- **EXERCISE DETAILS**: Scan the entries below and report only how many lines contain "tashkiloti".

* * * * * * *

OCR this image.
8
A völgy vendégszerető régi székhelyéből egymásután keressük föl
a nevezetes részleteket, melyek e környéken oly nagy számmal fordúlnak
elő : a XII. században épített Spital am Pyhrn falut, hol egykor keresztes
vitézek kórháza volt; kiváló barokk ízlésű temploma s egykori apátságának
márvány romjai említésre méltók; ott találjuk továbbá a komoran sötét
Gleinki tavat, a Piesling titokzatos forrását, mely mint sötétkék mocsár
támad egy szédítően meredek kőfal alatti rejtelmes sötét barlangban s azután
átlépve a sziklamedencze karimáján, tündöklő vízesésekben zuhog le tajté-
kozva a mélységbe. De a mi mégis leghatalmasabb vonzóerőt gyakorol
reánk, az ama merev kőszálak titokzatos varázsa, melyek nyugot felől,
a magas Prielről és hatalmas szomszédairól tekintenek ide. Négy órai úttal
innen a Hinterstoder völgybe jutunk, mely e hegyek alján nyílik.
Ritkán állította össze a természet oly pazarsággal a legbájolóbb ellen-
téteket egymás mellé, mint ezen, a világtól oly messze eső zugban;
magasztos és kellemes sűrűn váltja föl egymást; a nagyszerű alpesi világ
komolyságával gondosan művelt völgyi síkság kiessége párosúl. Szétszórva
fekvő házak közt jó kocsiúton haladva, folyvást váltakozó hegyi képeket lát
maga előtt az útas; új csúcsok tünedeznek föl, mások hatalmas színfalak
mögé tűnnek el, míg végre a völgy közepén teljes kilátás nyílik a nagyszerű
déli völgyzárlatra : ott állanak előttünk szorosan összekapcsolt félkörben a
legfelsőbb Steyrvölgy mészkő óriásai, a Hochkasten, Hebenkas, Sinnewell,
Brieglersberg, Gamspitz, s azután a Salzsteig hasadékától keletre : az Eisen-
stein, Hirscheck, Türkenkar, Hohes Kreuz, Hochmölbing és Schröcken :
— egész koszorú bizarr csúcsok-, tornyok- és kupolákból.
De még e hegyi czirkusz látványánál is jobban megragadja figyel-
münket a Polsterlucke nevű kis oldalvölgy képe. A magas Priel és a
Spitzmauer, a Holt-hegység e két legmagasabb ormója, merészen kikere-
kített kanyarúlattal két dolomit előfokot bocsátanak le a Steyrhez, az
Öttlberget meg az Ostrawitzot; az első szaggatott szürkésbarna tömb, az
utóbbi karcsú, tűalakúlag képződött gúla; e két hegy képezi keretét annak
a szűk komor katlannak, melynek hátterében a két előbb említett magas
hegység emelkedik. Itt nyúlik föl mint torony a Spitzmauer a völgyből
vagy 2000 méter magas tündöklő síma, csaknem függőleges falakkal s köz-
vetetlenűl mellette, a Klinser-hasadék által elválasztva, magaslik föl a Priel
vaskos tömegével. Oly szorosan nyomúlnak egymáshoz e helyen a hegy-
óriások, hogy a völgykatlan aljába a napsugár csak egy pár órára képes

* * * * * * *

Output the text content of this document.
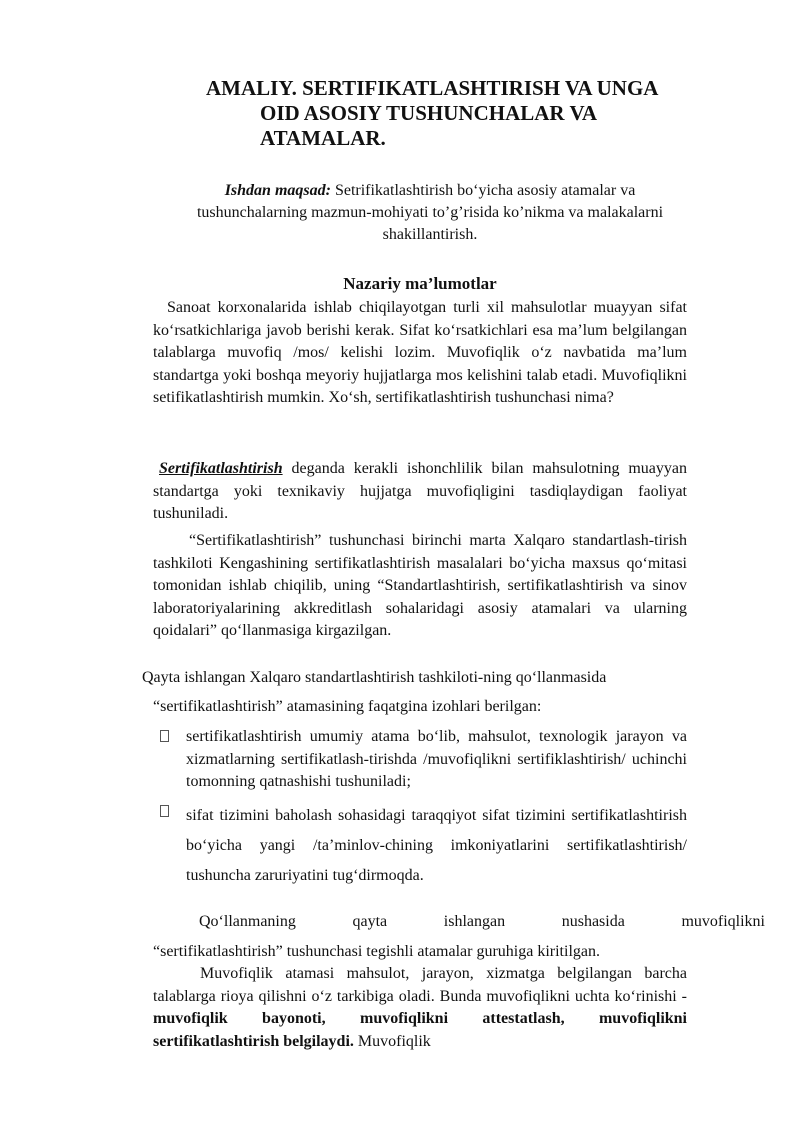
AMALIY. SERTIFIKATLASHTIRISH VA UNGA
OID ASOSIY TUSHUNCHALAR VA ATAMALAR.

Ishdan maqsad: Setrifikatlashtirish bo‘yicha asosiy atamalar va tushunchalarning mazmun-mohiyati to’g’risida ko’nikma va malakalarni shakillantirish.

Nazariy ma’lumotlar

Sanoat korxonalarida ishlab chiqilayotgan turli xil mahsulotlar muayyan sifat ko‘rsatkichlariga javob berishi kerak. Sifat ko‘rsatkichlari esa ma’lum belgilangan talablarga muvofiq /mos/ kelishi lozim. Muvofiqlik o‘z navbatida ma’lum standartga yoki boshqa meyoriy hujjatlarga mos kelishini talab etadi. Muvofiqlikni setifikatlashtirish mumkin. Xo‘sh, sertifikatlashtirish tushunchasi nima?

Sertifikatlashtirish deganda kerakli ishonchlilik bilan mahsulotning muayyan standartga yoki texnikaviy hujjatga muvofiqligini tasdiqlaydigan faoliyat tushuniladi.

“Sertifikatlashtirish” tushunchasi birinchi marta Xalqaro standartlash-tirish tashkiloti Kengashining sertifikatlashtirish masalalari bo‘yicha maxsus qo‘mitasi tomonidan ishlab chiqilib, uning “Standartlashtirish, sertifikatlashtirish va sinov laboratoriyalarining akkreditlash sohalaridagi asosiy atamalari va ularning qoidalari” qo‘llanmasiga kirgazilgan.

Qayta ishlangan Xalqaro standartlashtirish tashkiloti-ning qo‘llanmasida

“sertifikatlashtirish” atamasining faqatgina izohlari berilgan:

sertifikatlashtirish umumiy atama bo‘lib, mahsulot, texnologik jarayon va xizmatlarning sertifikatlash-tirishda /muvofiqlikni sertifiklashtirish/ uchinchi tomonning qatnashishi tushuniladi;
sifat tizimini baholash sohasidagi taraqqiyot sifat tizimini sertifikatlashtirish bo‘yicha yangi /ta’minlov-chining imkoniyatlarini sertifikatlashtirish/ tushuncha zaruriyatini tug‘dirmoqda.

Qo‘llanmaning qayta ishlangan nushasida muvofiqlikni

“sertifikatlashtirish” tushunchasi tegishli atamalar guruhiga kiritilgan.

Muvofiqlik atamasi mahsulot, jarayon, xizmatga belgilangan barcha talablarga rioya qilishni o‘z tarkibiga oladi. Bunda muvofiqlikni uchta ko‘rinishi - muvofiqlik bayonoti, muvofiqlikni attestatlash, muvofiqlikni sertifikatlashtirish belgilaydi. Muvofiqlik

* * * * * * *

- **RESULT BELOW**: 2